>> Begin Listing
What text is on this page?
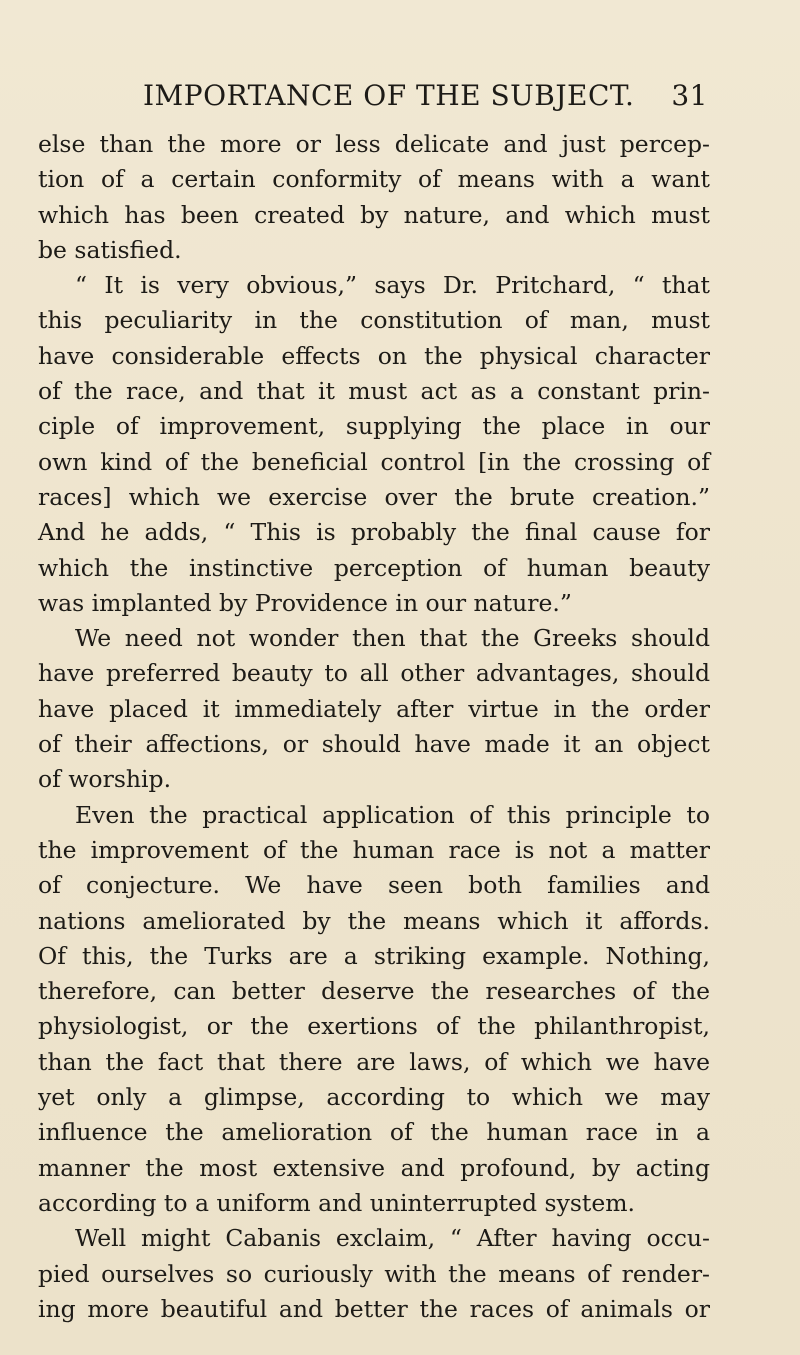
IMPORTANCE OF THE SUBJECT. 31
else than the more or less delicate and just percep-
tion of a certain conformity of means with a want
which has been created by nature, and which must
be satisfied.
“ It is very obvious,” says Dr. Pritchard, “ that
this peculiarity in the constitution of man, must
have considerable effects on the physical character
of the race, and that it must act as a constant prin-
ciple of improvement, supplying the place in our
own kind of the beneficial control [in the crossing of
races] which we exercise over the brute creation.”
And he adds, “ This is probably the final cause for
which the instinctive perception of human beauty
was implanted by Providence in our nature.”
We need not wonder then that the Greeks should
have preferred beauty to all other advantages, should
have placed it immediately after virtue in the order
of their affections, or should have made it an object
of worship.
Even the practical application of this principle to
the improvement of the human race is not a matter
of conjecture. We have seen both families and
nations ameliorated by the means which it affords.
Of this, the Turks are a striking example. Nothing,
therefore, can better deserve the researches of the
physiologist, or the exertions of the philanthropist,
than the fact that there are laws, of which we have
yet only a glimpse, according to which we may
influence the amelioration of the human race in a
manner the most extensive and profound, by acting
according to a uniform and uninterrupted system.
Well might Cabanis exclaim, “ After having occu-
pied ourselves so curiously with the means of render-
ing more beautiful and better the races of animals or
>> End Listing
Pictures are not part of the copy; reproduce everything else in the records exactly.

§ **Worked answer**:
What text is on this page?
IMPORTANCE OF THE SUBJECT. 31
else than the more or less delicate and just percep-
tion of a certain conformity of means with a want
which has been created by nature, and which must
be satisfied.
“ It is very obvious,” says Dr. Pritchard, “ that
this peculiarity in the constitution of man, must
have considerable effects on the physical character
of the race, and that it must act as a constant prin-
ciple of improvement, supplying the place in our
own kind of the beneficial control [in the crossing of
races] which we exercise over the brute creation.”
And he adds, “ This is probably the final cause for
which the instinctive perception of human beauty
was implanted by Providence in our nature.”
We need not wonder then that the Greeks should
have preferred beauty to all other advantages, should
have placed it immediately after virtue in the order
of their affections, or should have made it an object
of worship.
Even the practical application of this principle to
the improvement of the human race is not a matter
of conjecture. We have seen both families and
nations ameliorated by the means which it affords.
Of this, the Turks are a striking example. Nothing,
therefore, can better deserve the researches of the
physiologist, or the exertions of the philanthropist,
than the fact that there are laws, of which we have
yet only a glimpse, according to which we may
influence the amelioration of the human race in a
manner the most extensive and profound, by acting
according to a uniform and uninterrupted system.
Well might Cabanis exclaim, “ After having occu-
pied ourselves so curiously with the means of render-
ing more beautiful and better the races of animals or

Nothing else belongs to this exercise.